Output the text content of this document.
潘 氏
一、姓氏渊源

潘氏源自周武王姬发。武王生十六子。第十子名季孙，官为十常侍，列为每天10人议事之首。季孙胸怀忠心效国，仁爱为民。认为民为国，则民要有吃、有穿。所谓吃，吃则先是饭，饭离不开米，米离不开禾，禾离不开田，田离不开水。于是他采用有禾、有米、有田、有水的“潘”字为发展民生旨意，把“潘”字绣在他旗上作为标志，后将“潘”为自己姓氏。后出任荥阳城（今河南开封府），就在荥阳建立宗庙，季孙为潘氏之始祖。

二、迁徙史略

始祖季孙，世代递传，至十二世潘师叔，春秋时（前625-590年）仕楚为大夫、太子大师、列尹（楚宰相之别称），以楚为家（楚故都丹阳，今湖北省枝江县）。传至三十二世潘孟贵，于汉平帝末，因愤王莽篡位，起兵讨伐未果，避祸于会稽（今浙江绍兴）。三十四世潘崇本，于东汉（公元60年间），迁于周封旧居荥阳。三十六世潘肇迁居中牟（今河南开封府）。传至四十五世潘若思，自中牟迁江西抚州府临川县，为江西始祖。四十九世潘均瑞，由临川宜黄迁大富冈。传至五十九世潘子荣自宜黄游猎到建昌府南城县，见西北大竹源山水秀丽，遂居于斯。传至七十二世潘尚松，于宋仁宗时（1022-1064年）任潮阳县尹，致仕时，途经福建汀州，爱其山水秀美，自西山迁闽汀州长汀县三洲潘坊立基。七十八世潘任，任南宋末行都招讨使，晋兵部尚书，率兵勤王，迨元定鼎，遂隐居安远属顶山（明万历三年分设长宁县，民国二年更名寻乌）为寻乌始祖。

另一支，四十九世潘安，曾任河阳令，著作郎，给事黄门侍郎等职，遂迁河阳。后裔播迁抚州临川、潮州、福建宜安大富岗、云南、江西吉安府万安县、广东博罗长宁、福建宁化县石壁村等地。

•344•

* * *

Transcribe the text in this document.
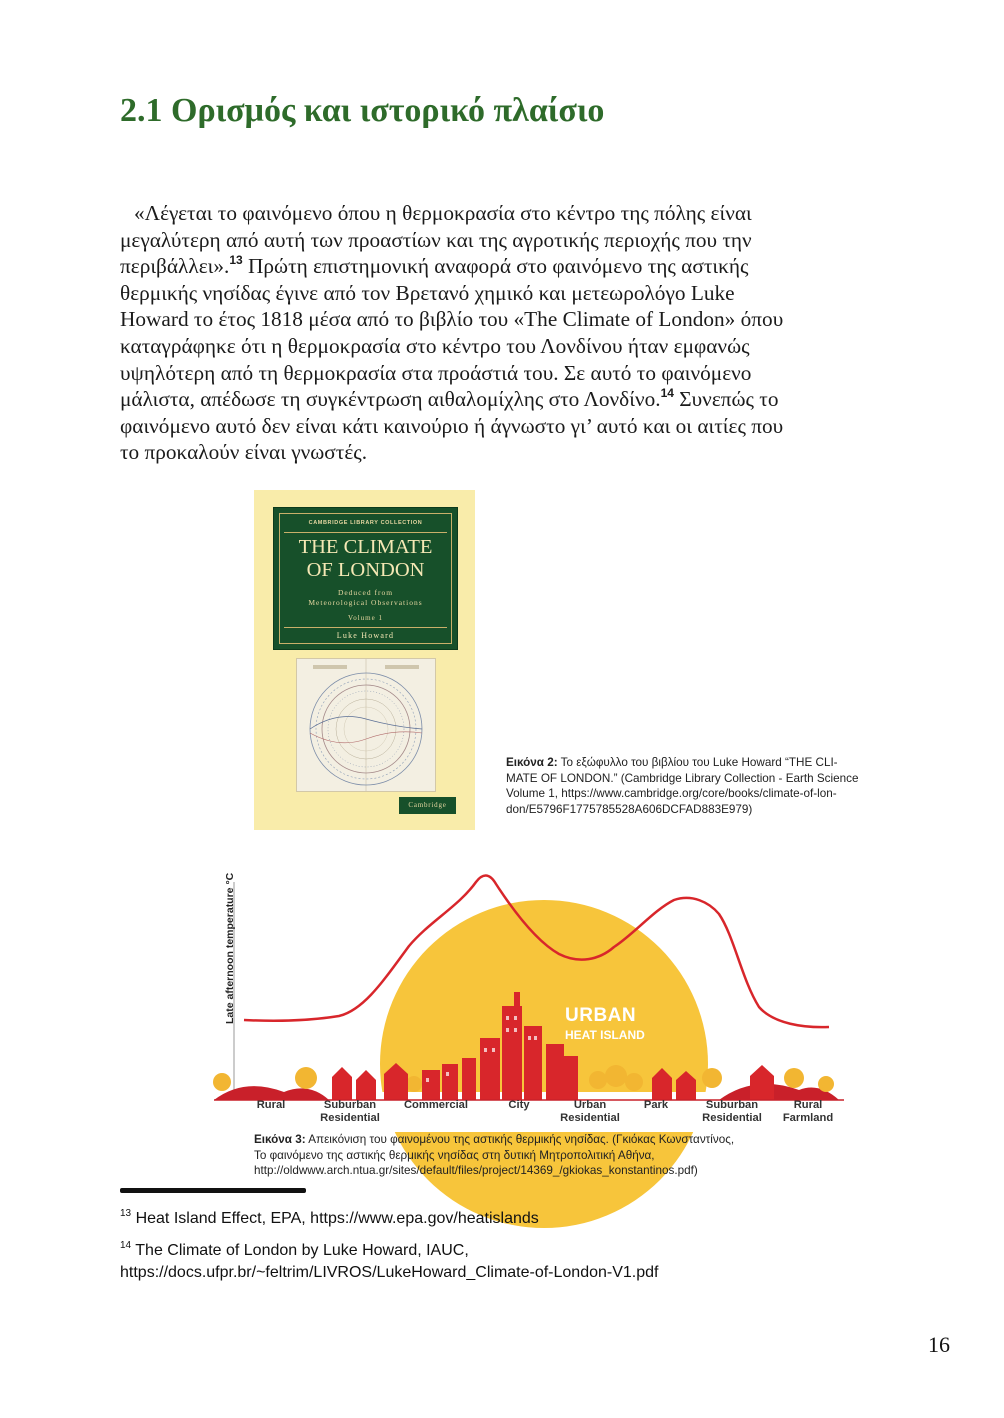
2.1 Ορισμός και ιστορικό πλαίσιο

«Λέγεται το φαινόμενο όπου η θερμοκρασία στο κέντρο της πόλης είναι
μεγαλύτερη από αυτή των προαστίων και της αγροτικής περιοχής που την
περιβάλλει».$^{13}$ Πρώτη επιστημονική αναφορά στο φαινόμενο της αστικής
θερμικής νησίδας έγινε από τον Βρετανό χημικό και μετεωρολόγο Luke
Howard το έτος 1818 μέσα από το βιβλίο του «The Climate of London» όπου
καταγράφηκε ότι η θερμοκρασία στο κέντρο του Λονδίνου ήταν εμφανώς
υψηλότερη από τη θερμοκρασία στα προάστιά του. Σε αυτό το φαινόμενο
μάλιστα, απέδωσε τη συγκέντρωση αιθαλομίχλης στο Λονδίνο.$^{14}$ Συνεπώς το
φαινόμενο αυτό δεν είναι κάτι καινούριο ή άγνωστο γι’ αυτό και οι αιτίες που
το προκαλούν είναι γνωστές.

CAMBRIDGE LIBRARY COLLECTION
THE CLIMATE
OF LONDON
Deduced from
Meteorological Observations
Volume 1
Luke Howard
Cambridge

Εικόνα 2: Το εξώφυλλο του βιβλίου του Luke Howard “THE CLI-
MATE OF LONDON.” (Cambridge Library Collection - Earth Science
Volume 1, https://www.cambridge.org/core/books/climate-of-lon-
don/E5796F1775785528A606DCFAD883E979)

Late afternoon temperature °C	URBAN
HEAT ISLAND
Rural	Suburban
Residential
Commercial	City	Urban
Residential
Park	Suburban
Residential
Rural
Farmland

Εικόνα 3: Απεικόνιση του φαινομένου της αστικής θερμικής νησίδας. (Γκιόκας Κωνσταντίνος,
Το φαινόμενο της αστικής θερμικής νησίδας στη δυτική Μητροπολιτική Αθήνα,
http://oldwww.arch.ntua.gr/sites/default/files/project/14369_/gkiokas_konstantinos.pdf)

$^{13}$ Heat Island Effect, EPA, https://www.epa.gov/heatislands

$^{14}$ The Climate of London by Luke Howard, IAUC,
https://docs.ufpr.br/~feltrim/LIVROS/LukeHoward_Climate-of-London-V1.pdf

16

# [YOUR TASK]
Keep only the lines that hold the string "Εικόνα", and copy them out.

# [FINISHED ANSWER]
Εικόνα 2: Το εξώφυλλο του βιβλίου του Luke Howard “THE CLI-
Εικόνα 3: Απεικόνιση του φαινομένου της αστικής θερμικής νησίδας. (Γκιόκας Κωνσταντίνος,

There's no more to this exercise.